» Material:
-----
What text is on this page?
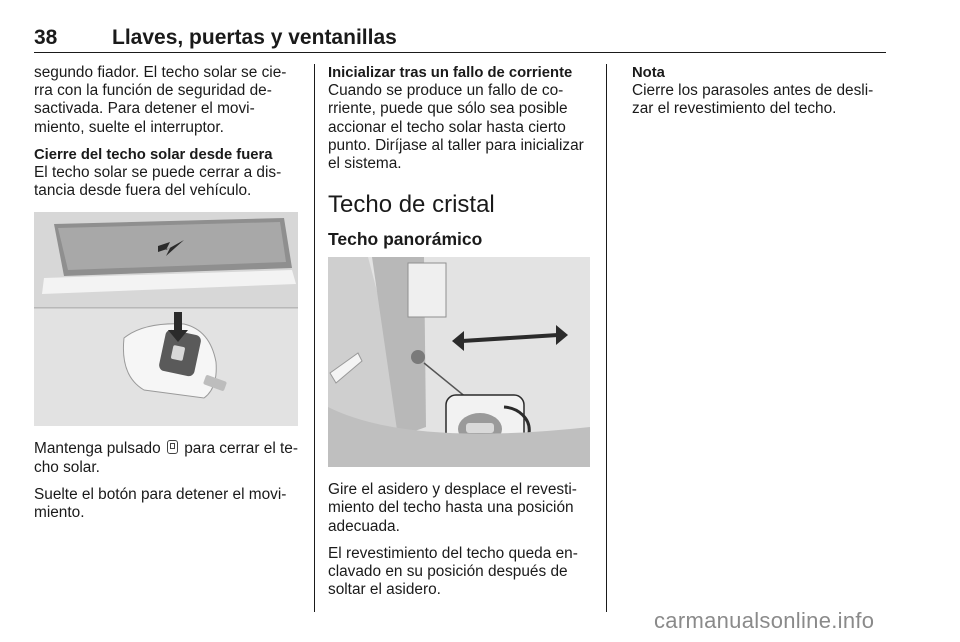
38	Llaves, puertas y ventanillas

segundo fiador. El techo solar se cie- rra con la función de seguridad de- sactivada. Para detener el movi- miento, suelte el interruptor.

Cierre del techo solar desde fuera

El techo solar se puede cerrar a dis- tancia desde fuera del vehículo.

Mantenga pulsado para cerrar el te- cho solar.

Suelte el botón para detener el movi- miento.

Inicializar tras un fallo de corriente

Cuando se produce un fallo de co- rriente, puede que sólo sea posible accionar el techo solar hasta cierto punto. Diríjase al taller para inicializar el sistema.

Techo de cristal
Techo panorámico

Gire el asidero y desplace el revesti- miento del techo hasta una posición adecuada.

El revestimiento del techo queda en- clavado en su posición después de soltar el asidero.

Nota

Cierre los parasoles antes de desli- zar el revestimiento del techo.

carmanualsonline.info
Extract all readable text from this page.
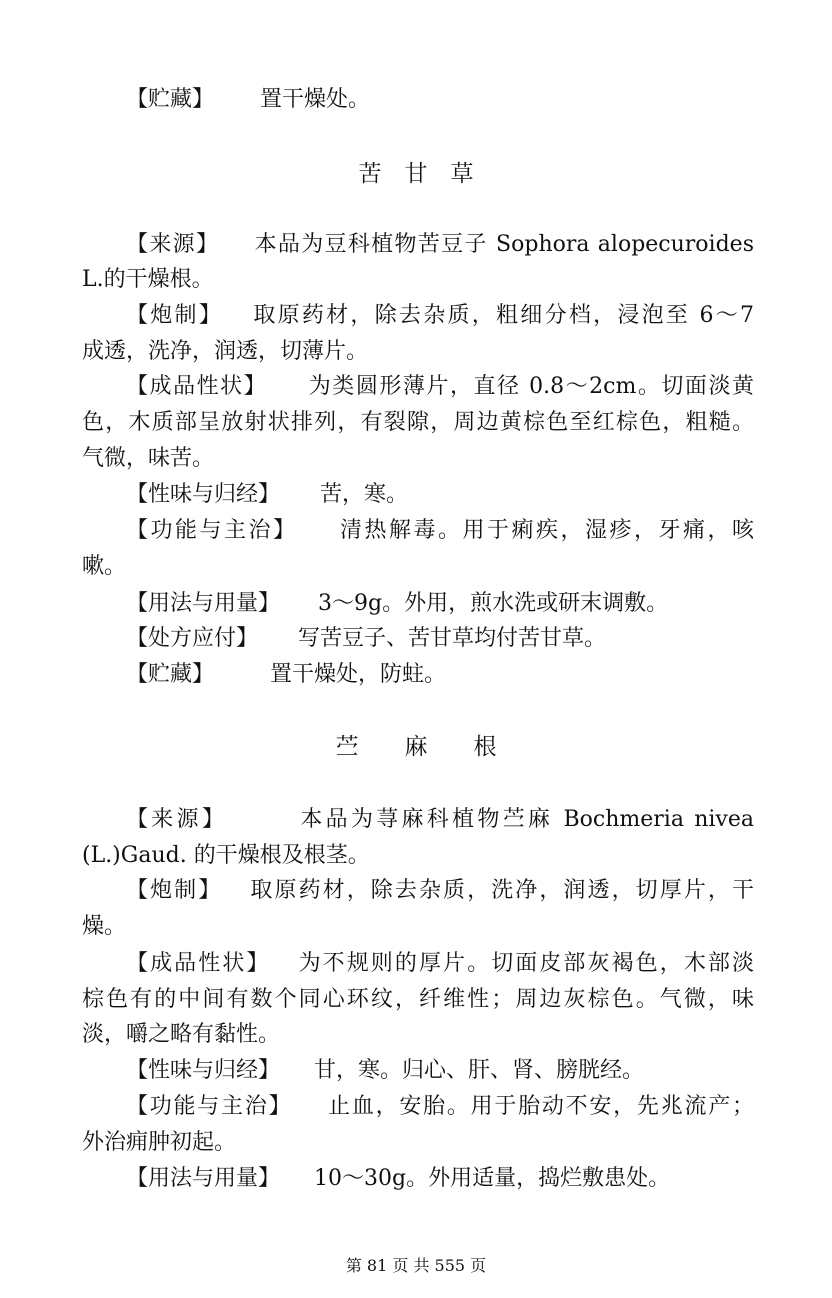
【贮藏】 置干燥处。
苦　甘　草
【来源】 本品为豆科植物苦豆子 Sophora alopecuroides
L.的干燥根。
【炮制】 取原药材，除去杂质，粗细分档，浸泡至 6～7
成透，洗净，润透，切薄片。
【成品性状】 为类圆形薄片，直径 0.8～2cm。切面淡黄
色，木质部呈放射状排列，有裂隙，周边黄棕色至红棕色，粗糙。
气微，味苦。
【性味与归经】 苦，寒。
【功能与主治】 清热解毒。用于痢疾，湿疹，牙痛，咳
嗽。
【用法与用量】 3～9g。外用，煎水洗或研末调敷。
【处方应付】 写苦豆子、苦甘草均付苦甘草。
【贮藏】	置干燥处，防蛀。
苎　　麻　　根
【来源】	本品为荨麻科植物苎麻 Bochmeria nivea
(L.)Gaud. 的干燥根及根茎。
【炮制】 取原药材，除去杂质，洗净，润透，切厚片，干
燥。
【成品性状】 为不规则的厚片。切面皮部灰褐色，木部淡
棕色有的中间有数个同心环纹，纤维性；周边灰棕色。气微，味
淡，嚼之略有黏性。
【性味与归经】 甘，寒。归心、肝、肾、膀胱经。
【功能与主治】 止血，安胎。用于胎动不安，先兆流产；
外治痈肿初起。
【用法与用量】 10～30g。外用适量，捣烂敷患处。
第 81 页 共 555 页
-----
» What to work on: Set the listing down in full and exactly. Pictures within it should not appear in the copy.

» Result below:
What text is on this page?
38	Llaves, puertas y ventanillas

segundo fiador. El techo solar se cie- rra con la función de seguridad de- sactivada. Para detener el movi- miento, suelte el interruptor.

Cierre del techo solar desde fuera

El techo solar se puede cerrar a dis- tancia desde fuera del vehículo.

Mantenga pulsado para cerrar el te- cho solar.

Suelte el botón para detener el movi- miento.

Inicializar tras un fallo de corriente

Cuando se produce un fallo de co- rriente, puede que sólo sea posible accionar el techo solar hasta cierto punto. Diríjase al taller para inicializar el sistema.

Techo de cristal
Techo panorámico

Gire el asidero y desplace el revesti- miento del techo hasta una posición adecuada.

El revestimiento del techo queda en- clavado en su posición después de soltar el asidero.

Nota

Cierre los parasoles antes de desli- zar el revestimiento del techo.

carmanualsonline.info
Extract all readable text from this page.
【贮藏】 置干燥处。
苦　甘　草
【来源】 本品为豆科植物苦豆子 Sophora alopecuroides
L.的干燥根。
【炮制】 取原药材，除去杂质，粗细分档，浸泡至 6～7
成透，洗净，润透，切薄片。
【成品性状】 为类圆形薄片，直径 0.8～2cm。切面淡黄
色，木质部呈放射状排列，有裂隙，周边黄棕色至红棕色，粗糙。
气微，味苦。
【性味与归经】 苦，寒。
【功能与主治】 清热解毒。用于痢疾，湿疹，牙痛，咳
嗽。
【用法与用量】 3～9g。外用，煎水洗或研末调敷。
【处方应付】 写苦豆子、苦甘草均付苦甘草。
【贮藏】	置干燥处，防蛀。
苎　　麻　　根
【来源】	本品为荨麻科植物苎麻 Bochmeria nivea
(L.)Gaud. 的干燥根及根茎。
【炮制】 取原药材，除去杂质，洗净，润透，切厚片，干
燥。
【成品性状】 为不规则的厚片。切面皮部灰褐色，木部淡
棕色有的中间有数个同心环纹，纤维性；周边灰棕色。气微，味
淡，嚼之略有黏性。
【性味与归经】 甘，寒。归心、肝、肾、膀胱经。
【功能与主治】 止血，安胎。用于胎动不安，先兆流产；
外治痈肿初起。
【用法与用量】 10～30g。外用适量，捣烂敷患处。
第 81 页 共 555 页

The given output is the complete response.